• Job: Search the material for the string "name" and copy each line where it occurs.

Figure record listings
※ ※ ※

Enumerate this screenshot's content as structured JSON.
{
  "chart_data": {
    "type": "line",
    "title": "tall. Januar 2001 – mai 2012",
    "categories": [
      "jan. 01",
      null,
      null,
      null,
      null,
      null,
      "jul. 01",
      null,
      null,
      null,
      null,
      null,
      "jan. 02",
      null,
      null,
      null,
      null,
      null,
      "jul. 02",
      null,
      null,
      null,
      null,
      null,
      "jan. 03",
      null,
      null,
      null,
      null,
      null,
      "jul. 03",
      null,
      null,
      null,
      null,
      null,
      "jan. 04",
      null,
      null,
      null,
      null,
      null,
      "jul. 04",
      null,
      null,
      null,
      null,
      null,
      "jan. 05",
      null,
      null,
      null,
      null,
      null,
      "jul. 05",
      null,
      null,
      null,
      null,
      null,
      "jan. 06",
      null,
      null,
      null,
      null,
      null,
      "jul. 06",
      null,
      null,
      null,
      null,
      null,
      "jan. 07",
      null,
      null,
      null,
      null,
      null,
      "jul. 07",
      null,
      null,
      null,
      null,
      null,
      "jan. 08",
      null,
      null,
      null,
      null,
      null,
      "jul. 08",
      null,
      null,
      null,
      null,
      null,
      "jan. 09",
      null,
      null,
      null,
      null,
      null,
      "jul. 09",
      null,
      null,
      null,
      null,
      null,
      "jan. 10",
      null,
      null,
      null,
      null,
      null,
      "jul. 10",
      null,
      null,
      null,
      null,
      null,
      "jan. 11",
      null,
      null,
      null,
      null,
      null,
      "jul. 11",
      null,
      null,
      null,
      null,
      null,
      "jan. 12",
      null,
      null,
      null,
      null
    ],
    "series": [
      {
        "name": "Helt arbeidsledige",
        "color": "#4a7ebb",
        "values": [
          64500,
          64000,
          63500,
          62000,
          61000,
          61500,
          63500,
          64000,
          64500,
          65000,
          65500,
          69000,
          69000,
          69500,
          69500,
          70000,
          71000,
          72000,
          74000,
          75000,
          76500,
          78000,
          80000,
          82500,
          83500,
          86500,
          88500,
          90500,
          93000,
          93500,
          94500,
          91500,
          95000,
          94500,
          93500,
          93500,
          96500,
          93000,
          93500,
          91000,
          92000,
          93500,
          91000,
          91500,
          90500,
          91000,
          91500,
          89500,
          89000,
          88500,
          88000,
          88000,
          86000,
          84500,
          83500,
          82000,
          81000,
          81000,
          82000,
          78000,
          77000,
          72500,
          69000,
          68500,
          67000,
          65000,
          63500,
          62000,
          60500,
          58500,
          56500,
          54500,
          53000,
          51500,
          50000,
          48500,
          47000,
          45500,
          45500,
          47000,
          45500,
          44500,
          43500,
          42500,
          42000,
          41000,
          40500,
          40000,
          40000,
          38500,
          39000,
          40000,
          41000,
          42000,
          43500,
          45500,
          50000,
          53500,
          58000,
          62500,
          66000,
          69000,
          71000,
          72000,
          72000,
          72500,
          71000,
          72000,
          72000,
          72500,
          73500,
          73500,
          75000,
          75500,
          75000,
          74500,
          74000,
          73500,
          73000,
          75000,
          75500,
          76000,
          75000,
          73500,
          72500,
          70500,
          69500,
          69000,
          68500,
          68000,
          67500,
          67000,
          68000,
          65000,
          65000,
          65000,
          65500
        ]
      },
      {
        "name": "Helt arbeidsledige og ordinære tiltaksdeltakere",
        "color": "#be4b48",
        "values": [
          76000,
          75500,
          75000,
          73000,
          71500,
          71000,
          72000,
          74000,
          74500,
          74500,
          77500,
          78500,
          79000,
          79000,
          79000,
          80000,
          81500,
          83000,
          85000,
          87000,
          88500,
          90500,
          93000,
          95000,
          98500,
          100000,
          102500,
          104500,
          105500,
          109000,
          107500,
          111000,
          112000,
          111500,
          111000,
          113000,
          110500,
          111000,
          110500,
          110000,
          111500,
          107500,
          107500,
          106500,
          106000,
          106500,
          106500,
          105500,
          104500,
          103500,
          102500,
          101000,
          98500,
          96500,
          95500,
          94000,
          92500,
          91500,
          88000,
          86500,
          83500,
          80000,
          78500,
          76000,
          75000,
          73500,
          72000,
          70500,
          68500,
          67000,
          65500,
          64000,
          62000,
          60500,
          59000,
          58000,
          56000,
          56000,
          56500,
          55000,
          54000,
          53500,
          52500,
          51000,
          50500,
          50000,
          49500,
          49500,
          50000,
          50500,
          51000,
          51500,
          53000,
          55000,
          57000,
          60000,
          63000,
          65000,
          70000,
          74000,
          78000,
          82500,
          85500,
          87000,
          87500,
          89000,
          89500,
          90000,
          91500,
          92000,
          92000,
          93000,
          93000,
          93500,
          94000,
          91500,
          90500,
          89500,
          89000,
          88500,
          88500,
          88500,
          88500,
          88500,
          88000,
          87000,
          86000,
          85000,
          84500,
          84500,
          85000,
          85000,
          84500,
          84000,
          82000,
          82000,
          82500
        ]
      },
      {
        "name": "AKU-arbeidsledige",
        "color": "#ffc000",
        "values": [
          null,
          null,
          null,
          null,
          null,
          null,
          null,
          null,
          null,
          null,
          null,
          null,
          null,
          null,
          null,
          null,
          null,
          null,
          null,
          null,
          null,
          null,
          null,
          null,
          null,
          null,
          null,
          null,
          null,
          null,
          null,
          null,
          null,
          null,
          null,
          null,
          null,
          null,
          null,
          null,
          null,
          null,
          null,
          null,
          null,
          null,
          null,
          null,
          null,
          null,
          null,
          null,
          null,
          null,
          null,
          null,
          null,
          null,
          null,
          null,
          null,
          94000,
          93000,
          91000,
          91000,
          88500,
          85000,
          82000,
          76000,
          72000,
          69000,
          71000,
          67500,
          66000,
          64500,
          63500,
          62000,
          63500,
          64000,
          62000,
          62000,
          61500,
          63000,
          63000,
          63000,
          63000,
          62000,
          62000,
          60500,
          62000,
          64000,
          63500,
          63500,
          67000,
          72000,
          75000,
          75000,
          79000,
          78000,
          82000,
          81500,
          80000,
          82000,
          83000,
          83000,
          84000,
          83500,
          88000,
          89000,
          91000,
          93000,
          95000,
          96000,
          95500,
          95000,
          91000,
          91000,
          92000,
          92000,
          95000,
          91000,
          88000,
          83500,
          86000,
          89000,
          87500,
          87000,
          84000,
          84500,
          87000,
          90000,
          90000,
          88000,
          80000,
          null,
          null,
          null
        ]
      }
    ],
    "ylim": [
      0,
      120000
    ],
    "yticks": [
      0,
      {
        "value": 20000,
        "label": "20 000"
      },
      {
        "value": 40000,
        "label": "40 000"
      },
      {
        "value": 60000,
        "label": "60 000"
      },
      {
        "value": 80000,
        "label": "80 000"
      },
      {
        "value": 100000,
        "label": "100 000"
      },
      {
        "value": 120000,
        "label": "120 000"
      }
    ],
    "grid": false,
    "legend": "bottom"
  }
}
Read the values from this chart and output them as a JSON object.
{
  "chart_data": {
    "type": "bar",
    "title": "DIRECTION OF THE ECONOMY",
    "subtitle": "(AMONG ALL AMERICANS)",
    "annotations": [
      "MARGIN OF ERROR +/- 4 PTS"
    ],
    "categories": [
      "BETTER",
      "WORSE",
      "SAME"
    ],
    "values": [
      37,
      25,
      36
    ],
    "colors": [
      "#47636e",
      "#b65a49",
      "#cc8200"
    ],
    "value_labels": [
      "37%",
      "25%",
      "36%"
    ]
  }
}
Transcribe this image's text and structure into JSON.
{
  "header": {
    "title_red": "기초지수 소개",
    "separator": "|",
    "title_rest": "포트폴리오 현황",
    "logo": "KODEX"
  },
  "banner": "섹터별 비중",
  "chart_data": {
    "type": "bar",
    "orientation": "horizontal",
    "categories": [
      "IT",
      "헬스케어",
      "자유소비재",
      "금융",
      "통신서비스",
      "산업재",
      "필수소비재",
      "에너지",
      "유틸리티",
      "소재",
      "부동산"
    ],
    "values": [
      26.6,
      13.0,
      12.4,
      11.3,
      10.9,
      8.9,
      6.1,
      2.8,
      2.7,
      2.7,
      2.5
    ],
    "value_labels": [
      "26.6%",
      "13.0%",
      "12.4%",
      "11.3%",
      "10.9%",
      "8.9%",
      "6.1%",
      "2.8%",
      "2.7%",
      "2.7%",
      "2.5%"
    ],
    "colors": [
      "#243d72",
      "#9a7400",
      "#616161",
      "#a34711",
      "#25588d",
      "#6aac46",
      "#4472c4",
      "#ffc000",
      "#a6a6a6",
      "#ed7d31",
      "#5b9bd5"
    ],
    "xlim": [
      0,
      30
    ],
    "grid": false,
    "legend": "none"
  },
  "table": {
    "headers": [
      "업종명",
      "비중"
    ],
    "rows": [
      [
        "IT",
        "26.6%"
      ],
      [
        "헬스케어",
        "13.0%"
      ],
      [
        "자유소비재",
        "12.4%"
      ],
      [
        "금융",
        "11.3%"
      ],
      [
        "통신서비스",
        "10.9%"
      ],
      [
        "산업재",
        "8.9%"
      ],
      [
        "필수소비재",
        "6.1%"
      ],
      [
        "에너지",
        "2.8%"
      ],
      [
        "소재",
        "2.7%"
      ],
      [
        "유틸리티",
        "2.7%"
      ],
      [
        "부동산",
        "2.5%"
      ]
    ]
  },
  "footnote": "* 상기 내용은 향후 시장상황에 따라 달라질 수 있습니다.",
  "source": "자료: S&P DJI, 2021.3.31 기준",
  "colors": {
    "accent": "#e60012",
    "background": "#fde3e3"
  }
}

※ ※ ※

• Completed exercise:
        "name": "Helt arbeidsledige",
        "name": "Helt arbeidsledige og ordinære tiltaksdeltakere",
        "name": "AKU-arbeidsledige",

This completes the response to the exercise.